• _Data to use_:
──────────
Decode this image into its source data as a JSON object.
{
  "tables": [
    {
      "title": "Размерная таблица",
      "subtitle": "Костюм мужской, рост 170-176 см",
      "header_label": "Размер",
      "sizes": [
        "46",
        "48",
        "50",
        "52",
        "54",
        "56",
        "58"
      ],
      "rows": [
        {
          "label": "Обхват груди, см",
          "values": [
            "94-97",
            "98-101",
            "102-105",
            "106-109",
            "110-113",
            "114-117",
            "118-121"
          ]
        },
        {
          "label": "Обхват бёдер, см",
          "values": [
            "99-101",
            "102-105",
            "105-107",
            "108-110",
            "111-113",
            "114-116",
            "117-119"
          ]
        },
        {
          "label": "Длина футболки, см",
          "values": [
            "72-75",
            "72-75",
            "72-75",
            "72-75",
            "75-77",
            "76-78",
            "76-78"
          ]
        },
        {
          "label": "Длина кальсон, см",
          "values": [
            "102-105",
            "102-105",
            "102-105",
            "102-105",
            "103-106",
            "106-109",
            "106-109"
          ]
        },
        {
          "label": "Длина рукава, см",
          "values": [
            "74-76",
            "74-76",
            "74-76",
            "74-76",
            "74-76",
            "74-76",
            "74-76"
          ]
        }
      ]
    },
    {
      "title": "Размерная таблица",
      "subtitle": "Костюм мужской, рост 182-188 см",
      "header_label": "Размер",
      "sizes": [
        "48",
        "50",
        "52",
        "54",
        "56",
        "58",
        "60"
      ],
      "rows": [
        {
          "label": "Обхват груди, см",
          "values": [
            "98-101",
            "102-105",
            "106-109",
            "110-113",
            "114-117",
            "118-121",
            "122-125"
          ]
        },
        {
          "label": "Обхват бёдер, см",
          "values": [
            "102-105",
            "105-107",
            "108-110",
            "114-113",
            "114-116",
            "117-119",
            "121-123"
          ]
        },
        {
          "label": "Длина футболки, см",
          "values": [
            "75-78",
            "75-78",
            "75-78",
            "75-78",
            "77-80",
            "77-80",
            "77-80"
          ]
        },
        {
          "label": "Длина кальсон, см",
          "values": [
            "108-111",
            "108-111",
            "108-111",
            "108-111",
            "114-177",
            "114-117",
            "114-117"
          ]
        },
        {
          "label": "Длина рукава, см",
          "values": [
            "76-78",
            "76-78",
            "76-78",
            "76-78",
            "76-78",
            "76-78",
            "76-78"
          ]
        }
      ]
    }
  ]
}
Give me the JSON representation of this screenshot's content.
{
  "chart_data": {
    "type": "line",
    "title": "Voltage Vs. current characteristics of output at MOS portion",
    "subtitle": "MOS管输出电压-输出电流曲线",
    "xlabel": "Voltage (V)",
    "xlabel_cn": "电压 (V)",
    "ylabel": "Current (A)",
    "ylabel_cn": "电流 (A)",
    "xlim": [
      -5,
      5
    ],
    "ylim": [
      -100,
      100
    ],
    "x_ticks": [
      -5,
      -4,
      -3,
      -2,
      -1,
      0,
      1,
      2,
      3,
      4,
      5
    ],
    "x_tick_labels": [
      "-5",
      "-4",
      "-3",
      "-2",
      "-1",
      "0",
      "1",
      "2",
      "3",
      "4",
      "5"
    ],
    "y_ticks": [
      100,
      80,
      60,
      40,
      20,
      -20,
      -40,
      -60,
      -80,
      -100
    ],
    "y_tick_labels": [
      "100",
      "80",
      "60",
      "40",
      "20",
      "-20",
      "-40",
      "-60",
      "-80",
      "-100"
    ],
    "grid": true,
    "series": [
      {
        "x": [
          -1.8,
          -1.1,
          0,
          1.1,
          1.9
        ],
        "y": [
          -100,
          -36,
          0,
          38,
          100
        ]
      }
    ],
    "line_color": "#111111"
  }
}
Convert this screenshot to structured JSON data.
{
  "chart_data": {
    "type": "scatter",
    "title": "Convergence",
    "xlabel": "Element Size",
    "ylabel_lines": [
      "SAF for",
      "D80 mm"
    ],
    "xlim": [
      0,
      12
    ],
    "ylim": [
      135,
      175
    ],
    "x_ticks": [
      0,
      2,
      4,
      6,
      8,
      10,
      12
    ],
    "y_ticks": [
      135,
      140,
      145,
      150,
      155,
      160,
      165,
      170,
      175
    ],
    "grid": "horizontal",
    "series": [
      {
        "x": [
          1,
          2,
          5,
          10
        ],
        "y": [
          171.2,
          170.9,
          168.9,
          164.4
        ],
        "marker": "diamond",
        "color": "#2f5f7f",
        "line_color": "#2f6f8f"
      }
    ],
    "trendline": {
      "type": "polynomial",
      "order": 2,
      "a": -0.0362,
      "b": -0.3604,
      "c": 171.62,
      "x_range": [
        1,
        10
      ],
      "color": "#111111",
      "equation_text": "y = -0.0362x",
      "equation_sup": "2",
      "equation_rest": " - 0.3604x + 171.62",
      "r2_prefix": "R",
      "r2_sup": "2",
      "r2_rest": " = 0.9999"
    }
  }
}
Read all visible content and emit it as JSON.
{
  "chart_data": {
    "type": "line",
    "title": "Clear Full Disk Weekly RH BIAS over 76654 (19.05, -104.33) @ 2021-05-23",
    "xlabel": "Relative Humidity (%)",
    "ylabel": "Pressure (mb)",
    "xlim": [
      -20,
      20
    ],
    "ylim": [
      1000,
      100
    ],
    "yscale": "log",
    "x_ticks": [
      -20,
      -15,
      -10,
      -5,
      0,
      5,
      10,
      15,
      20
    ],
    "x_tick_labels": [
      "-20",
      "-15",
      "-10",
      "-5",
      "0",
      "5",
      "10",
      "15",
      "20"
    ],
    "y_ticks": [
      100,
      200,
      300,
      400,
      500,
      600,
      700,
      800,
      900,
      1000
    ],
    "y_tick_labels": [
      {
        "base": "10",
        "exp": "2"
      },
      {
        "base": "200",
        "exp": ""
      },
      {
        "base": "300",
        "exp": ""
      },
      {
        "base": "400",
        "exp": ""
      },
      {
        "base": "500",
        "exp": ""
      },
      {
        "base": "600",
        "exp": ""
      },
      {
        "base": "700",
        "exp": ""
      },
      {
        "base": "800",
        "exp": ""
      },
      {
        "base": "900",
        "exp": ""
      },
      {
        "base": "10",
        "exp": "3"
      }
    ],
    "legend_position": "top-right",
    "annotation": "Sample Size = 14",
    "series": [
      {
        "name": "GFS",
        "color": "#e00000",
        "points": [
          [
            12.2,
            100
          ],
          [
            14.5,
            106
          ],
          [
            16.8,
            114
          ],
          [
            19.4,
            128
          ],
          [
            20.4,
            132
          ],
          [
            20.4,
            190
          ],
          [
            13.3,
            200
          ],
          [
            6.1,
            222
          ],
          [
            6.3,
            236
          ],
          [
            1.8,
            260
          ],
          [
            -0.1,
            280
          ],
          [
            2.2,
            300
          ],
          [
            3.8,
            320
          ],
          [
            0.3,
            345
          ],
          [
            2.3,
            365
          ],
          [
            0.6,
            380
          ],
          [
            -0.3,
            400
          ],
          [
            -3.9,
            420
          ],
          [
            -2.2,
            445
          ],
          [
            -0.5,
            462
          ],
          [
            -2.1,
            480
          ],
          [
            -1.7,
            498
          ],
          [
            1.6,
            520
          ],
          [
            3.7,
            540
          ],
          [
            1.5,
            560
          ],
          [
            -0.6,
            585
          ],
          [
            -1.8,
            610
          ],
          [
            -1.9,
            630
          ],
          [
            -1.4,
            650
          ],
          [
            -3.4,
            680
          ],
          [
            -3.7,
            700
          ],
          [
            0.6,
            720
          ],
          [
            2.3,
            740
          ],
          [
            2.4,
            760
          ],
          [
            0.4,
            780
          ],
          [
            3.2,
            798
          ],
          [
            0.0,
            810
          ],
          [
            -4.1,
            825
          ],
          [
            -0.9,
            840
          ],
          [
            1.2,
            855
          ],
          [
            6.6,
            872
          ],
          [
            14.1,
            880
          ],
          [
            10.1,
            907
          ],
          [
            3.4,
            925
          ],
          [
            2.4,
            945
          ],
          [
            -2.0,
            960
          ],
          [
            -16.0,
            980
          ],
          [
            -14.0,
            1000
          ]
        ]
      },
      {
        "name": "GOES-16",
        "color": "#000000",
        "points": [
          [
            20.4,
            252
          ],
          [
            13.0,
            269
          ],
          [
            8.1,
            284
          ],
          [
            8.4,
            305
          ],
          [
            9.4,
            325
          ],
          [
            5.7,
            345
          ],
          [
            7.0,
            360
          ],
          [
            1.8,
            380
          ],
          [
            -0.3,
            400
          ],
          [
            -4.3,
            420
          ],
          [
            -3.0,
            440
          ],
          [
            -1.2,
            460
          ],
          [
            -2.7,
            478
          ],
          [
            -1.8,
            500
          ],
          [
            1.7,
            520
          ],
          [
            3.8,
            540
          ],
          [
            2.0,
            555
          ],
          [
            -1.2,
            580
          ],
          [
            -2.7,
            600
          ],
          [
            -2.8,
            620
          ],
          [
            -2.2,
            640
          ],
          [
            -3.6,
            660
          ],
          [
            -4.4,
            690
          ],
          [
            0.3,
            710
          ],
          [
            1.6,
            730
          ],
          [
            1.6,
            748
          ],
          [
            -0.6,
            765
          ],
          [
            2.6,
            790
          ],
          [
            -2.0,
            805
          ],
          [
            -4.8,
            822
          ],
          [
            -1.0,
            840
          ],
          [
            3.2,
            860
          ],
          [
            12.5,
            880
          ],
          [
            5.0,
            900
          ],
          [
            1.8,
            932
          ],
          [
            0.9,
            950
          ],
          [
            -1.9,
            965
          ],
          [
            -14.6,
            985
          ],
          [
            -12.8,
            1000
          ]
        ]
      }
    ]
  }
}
──────────
• _Set exercise_:
Copy all lines from the listing that contain "рост".

• _Task solution_:
      "subtitle": "Костюм мужской, рост 170-176 см",
      "subtitle": "Костюм мужской, рост 182-188 см",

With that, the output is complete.